▶ _Instruction_
Wherever "sancti" appears in a line, copy that line.

··· Supplied entries

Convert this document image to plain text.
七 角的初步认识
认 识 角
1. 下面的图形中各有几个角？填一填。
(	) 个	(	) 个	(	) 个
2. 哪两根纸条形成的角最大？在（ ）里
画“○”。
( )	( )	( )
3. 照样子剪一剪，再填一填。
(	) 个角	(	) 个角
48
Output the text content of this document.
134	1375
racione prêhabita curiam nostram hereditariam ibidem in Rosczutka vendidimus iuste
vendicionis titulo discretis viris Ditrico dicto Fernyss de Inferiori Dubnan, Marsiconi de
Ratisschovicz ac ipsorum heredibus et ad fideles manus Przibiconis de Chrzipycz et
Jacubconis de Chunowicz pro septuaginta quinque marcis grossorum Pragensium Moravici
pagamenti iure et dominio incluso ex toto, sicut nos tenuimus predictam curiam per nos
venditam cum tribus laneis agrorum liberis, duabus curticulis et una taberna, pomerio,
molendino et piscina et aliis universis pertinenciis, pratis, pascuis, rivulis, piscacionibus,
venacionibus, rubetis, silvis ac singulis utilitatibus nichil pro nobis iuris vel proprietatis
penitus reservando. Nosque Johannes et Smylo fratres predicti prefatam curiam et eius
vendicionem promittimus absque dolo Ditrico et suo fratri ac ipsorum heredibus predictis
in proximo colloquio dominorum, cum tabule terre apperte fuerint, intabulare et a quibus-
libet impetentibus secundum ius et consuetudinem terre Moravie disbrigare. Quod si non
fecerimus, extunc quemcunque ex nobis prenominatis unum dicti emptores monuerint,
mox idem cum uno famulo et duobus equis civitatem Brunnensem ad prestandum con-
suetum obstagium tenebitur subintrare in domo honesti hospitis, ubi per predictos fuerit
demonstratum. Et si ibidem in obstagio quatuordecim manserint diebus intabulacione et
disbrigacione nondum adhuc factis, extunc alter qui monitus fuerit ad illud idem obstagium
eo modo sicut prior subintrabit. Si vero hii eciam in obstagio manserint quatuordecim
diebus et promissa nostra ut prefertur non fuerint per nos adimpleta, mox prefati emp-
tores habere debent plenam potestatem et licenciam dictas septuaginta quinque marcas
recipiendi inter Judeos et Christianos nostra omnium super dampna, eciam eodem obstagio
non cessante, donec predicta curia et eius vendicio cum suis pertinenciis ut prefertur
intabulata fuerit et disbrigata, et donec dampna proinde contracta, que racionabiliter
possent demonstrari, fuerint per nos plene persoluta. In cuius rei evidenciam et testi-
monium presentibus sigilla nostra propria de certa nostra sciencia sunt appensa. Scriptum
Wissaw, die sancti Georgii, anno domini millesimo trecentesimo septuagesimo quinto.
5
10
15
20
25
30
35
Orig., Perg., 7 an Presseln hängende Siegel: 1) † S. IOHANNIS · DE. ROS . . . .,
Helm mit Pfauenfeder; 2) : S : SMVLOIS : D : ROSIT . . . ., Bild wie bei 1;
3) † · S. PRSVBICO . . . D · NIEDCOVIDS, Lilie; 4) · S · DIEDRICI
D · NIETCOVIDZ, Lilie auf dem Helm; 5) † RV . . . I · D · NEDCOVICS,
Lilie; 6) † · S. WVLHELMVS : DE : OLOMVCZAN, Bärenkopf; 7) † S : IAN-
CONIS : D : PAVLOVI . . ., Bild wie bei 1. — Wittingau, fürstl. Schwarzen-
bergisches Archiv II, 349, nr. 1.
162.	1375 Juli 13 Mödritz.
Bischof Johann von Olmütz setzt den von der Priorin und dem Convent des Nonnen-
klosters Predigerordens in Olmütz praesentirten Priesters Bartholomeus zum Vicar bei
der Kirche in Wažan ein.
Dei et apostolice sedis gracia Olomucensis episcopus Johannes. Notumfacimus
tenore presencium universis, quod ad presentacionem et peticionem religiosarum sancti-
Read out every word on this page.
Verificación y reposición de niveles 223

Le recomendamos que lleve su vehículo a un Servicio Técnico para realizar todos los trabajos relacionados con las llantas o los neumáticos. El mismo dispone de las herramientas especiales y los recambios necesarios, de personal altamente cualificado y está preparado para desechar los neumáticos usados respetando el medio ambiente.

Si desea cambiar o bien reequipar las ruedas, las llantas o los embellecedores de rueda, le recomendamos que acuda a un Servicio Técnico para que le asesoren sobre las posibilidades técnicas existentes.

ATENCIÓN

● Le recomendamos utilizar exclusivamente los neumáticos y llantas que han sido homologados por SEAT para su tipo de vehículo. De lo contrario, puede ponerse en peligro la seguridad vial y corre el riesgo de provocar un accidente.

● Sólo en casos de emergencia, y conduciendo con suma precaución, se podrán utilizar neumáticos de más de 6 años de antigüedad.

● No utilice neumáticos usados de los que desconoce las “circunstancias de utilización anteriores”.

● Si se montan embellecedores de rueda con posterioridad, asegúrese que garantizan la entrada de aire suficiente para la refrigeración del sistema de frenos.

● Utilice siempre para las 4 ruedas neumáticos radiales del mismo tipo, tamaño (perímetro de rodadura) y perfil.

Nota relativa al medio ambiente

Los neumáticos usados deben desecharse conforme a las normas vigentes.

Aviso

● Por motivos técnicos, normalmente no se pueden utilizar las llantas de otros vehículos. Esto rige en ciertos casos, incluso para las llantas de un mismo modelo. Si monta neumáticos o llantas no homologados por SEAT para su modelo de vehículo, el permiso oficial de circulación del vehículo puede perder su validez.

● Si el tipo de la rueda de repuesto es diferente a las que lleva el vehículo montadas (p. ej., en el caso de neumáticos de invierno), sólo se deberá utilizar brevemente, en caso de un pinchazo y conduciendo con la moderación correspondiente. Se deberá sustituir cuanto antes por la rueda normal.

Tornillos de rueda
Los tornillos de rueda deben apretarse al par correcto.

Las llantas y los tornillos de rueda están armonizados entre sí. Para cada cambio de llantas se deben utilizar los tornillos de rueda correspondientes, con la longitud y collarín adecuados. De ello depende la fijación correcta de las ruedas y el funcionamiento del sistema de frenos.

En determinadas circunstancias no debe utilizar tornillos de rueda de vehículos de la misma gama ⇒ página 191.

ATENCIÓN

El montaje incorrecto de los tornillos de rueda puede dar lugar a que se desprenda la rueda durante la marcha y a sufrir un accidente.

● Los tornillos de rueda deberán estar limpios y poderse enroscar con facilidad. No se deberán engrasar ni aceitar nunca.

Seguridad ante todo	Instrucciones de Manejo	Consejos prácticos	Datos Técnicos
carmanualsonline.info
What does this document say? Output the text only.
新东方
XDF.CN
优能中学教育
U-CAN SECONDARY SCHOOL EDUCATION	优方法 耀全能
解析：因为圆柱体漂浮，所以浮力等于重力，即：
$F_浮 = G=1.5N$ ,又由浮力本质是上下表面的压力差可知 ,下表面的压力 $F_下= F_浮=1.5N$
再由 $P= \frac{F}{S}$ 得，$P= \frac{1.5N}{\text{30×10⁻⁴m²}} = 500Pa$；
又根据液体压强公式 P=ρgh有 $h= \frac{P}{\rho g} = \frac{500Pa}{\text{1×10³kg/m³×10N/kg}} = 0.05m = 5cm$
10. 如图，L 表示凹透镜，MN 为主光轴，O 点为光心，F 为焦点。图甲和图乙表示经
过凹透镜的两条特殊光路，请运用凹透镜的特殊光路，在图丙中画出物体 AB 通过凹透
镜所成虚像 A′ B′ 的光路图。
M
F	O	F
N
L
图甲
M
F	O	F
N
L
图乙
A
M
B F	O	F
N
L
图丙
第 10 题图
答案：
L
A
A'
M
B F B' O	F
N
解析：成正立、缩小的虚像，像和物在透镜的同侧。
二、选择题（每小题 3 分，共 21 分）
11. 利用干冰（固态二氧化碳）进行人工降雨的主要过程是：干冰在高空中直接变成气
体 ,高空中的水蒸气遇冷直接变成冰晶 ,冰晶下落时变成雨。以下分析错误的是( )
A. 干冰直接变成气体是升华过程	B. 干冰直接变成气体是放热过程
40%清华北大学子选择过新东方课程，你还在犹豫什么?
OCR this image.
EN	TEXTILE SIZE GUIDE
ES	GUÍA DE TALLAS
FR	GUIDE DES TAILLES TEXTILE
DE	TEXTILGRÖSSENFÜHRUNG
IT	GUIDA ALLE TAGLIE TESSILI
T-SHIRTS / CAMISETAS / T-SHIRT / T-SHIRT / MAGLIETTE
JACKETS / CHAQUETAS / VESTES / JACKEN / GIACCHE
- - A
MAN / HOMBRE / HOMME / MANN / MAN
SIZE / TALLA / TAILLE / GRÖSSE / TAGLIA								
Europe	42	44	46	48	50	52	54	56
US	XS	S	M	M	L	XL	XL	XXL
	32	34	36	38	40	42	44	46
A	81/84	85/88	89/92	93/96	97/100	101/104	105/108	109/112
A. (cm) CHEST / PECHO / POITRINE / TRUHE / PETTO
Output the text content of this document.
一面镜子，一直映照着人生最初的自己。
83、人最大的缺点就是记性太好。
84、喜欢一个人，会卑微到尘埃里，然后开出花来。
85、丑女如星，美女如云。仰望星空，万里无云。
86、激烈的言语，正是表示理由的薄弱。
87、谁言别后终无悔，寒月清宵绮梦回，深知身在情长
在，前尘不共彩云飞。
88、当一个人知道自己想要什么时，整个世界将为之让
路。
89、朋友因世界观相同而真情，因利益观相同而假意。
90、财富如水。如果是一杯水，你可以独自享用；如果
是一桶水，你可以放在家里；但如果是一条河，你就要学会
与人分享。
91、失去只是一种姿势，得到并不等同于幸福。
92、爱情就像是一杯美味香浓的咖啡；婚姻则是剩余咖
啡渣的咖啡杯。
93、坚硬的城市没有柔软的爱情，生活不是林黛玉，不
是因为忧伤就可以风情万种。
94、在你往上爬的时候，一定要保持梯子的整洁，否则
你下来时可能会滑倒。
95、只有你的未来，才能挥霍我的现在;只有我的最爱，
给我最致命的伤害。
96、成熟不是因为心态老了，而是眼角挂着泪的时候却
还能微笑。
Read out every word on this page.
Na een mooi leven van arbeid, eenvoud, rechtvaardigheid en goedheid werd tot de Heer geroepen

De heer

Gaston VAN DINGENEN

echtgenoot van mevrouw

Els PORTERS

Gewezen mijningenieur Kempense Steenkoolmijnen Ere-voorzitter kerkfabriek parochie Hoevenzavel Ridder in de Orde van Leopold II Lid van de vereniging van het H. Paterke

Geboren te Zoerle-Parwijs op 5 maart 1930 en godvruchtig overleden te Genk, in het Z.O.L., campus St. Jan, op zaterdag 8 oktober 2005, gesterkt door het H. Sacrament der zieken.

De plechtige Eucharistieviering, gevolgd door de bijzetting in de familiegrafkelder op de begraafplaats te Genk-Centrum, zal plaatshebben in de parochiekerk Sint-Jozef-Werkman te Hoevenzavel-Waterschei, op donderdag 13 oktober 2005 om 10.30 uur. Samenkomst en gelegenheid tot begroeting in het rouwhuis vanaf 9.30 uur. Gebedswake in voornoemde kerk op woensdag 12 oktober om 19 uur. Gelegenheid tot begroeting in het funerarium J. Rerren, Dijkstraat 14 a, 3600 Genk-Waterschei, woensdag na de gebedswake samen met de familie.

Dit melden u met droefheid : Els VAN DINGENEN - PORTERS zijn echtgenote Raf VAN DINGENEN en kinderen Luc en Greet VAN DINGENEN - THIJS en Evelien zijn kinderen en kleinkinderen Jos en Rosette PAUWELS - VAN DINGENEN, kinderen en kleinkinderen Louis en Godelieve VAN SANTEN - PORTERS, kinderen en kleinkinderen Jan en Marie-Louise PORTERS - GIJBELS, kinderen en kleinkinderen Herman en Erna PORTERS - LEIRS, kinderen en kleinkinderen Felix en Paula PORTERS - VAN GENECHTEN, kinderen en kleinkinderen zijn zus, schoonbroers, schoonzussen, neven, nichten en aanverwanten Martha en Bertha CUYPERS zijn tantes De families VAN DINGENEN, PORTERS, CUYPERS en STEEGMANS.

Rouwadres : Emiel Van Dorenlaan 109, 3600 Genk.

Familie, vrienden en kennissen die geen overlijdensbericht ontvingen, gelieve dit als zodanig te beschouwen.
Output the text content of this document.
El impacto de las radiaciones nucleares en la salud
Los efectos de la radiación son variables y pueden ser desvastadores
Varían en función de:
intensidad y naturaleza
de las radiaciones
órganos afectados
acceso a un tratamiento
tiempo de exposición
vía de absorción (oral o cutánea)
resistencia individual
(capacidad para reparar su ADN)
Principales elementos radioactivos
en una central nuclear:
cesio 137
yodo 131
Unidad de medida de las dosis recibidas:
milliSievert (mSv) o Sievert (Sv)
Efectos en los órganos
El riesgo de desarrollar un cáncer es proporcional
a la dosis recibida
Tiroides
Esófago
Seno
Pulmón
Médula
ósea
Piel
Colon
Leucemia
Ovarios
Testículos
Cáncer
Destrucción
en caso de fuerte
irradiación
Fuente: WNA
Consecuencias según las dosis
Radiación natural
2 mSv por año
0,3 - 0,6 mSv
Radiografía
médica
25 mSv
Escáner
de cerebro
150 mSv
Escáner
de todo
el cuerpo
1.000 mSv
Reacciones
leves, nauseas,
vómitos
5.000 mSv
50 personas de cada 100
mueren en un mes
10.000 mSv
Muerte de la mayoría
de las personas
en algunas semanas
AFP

······

▶ _Written answer_
Wissaw, die sancti Georgii, anno domini millesimo trecentesimo septuagesimo quinto.
tenore presencium universis, quod ad presentacionem et peticionem religiosarum sancti-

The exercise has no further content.